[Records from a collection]
— start —
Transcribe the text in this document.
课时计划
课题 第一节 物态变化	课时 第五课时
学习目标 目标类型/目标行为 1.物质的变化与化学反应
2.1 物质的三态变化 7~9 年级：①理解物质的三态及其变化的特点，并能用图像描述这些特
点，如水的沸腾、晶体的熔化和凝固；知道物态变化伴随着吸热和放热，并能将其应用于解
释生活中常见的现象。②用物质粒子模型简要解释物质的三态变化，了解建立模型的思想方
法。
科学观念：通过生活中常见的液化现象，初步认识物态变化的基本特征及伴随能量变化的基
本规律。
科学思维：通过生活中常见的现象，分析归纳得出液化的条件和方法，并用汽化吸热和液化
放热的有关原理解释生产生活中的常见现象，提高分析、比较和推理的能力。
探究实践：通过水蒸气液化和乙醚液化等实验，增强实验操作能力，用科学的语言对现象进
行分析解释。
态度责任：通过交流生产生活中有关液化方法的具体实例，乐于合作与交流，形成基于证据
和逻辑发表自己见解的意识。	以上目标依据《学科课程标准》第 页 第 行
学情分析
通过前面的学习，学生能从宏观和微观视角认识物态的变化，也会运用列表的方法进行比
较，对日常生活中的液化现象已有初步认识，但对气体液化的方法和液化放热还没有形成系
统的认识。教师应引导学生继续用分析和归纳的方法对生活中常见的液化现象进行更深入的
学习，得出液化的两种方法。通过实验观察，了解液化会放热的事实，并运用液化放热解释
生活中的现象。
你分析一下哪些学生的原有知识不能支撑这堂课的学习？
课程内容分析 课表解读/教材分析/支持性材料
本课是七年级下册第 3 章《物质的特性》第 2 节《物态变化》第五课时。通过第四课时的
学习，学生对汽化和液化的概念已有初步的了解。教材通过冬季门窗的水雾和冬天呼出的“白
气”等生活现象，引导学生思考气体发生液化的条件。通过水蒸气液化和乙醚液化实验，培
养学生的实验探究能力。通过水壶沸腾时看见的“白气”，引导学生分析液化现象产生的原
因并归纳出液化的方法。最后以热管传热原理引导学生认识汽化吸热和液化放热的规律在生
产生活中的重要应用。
— end —
* Problem details *
Give the entries once more, exactly as they appear.

* Complete response *
Transcribe the text in this document.
课时计划
课题 第一节 物态变化	课时 第五课时
学习目标 目标类型/目标行为 1.物质的变化与化学反应
2.1 物质的三态变化 7~9 年级：①理解物质的三态及其变化的特点，并能用图像描述这些特
点，如水的沸腾、晶体的熔化和凝固；知道物态变化伴随着吸热和放热，并能将其应用于解
释生活中常见的现象。②用物质粒子模型简要解释物质的三态变化，了解建立模型的思想方
法。
科学观念：通过生活中常见的液化现象，初步认识物态变化的基本特征及伴随能量变化的基
本规律。
科学思维：通过生活中常见的现象，分析归纳得出液化的条件和方法，并用汽化吸热和液化
放热的有关原理解释生产生活中的常见现象，提高分析、比较和推理的能力。
探究实践：通过水蒸气液化和乙醚液化等实验，增强实验操作能力，用科学的语言对现象进
行分析解释。
态度责任：通过交流生产生活中有关液化方法的具体实例，乐于合作与交流，形成基于证据
和逻辑发表自己见解的意识。	以上目标依据《学科课程标准》第 页 第 行
学情分析
通过前面的学习，学生能从宏观和微观视角认识物态的变化，也会运用列表的方法进行比
较，对日常生活中的液化现象已有初步认识，但对气体液化的方法和液化放热还没有形成系
统的认识。教师应引导学生继续用分析和归纳的方法对生活中常见的液化现象进行更深入的
学习，得出液化的两种方法。通过实验观察，了解液化会放热的事实，并运用液化放热解释
生活中的现象。
你分析一下哪些学生的原有知识不能支撑这堂课的学习？
课程内容分析 课表解读/教材分析/支持性材料
本课是七年级下册第 3 章《物质的特性》第 2 节《物态变化》第五课时。通过第四课时的
学习，学生对汽化和液化的概念已有初步的了解。教材通过冬季门窗的水雾和冬天呼出的“白
气”等生活现象，引导学生思考气体发生液化的条件。通过水蒸气液化和乙醚液化实验，培
养学生的实验探究能力。通过水壶沸腾时看见的“白气”，引导学生分析液化现象产生的原
因并归纳出液化的方法。最后以热管传热原理引导学生认识汽化吸热和液化放热的规律在生
产生活中的重要应用。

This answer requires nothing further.